*EXERCISE*
Search the material below for the string "raisin" and list each line that holds it.

━━━━━ DATA FOR THIS EXERCISE ━━━━━

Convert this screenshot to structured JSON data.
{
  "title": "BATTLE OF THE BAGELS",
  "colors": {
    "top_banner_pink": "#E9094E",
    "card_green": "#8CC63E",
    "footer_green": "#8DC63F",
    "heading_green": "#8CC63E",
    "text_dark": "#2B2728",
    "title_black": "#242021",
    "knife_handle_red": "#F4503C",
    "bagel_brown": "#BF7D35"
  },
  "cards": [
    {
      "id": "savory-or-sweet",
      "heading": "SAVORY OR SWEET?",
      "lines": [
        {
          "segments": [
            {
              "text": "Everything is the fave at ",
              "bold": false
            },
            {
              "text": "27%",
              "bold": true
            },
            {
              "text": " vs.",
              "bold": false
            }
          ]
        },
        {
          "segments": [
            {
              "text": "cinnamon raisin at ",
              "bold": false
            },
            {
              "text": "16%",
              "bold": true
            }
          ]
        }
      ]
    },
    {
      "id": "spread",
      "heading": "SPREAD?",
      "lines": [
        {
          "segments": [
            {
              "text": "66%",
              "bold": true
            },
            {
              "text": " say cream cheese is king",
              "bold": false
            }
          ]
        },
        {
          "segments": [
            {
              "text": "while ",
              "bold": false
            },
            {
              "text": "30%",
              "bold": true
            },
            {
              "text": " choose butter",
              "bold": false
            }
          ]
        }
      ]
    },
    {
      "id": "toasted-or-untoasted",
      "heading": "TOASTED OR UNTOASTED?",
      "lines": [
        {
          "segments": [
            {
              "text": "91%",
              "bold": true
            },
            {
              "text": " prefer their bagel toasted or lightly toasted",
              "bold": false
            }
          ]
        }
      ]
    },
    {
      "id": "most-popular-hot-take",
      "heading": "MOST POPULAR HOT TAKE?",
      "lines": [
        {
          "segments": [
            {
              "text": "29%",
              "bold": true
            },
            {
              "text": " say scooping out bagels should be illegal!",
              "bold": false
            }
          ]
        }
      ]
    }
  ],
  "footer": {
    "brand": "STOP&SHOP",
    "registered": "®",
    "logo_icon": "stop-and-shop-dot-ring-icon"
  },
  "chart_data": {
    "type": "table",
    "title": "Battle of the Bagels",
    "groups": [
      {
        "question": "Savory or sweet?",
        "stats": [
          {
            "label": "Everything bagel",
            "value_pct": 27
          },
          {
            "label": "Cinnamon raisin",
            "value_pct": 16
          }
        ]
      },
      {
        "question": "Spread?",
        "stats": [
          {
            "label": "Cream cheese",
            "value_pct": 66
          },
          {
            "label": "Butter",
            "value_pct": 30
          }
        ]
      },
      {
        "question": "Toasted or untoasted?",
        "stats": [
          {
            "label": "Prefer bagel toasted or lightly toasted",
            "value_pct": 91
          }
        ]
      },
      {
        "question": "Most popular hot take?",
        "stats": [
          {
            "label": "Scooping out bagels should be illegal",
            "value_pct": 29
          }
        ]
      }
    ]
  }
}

━━━━━

*EXERCISE ANSWER*
              "text": "cinnamon raisin at ",
            "label": "Cinnamon raisin",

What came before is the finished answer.